(Dataset excerpt)

((

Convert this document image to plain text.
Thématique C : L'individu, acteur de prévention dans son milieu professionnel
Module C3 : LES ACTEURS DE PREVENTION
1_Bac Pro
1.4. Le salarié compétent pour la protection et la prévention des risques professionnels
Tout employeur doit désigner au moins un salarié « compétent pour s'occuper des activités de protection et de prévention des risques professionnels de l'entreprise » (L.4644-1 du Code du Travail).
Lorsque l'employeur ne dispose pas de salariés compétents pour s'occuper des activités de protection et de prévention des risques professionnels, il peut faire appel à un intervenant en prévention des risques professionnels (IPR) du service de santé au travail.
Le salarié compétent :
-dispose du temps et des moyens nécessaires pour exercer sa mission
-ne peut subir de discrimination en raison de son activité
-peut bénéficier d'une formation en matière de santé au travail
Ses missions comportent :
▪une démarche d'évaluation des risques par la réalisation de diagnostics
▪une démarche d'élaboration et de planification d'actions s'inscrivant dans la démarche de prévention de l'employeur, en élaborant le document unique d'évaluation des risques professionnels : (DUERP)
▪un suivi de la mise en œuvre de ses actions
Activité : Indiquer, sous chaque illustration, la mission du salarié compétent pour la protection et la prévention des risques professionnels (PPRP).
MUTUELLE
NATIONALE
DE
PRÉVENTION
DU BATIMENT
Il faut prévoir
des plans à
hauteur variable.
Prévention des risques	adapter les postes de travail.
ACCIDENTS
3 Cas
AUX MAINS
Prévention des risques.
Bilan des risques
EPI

))

Only lines holding the string "actions" are wanted; gather each one from the entries above.

▪une démarche d'élaboration et de planification d'actions s'inscrivant dans la démarche de prévention de l'employeur, en élaborant le document unique d'évaluation des risques professionnels : (DUERP)
▪un suivi de la mise en œuvre de ses actions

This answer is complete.